* Goal of the exercise:
Copy the records below exactly as they appear.

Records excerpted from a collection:
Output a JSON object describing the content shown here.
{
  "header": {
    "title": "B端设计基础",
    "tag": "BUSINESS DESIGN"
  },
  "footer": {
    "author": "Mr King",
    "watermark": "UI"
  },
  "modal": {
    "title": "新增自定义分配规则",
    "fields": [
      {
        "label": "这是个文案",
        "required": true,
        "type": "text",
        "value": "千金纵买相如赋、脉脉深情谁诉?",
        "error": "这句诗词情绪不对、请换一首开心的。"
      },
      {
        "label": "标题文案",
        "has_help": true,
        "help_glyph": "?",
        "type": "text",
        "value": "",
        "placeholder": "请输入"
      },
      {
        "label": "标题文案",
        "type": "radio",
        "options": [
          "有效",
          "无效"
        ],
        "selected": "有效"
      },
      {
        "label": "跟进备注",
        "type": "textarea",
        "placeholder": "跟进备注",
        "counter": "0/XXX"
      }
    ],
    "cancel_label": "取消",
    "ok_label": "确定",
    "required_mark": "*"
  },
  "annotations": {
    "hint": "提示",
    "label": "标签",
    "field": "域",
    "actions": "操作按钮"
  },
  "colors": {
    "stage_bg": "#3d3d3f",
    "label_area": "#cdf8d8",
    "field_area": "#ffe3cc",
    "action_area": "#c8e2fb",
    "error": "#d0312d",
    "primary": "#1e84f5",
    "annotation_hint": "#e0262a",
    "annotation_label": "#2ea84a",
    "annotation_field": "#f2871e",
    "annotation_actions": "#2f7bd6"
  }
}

* Complete output:
Output a JSON object describing the content shown here.
{
  "header": {
    "title": "B端设计基础",
    "tag": "BUSINESS DESIGN"
  },
  "footer": {
    "author": "Mr King",
    "watermark": "UI"
  },
  "modal": {
    "title": "新增自定义分配规则",
    "fields": [
      {
        "label": "这是个文案",
        "required": true,
        "type": "text",
        "value": "千金纵买相如赋、脉脉深情谁诉?",
        "error": "这句诗词情绪不对、请换一首开心的。"
      },
      {
        "label": "标题文案",
        "has_help": true,
        "help_glyph": "?",
        "type": "text",
        "value": "",
        "placeholder": "请输入"
      },
      {
        "label": "标题文案",
        "type": "radio",
        "options": [
          "有效",
          "无效"
        ],
        "selected": "有效"
      },
      {
        "label": "跟进备注",
        "type": "textarea",
        "placeholder": "跟进备注",
        "counter": "0/XXX"
      }
    ],
    "cancel_label": "取消",
    "ok_label": "确定",
    "required_mark": "*"
  },
  "annotations": {
    "hint": "提示",
    "label": "标签",
    "field": "域",
    "actions": "操作按钮"
  },
  "colors": {
    "stage_bg": "#3d3d3f",
    "label_area": "#cdf8d8",
    "field_area": "#ffe3cc",
    "action_area": "#c8e2fb",
    "error": "#d0312d",
    "primary": "#1e84f5",
    "annotation_hint": "#e0262a",
    "annotation_label": "#2ea84a",
    "annotation_field": "#f2871e",
    "annotation_actions": "#2f7bd6"
  }
}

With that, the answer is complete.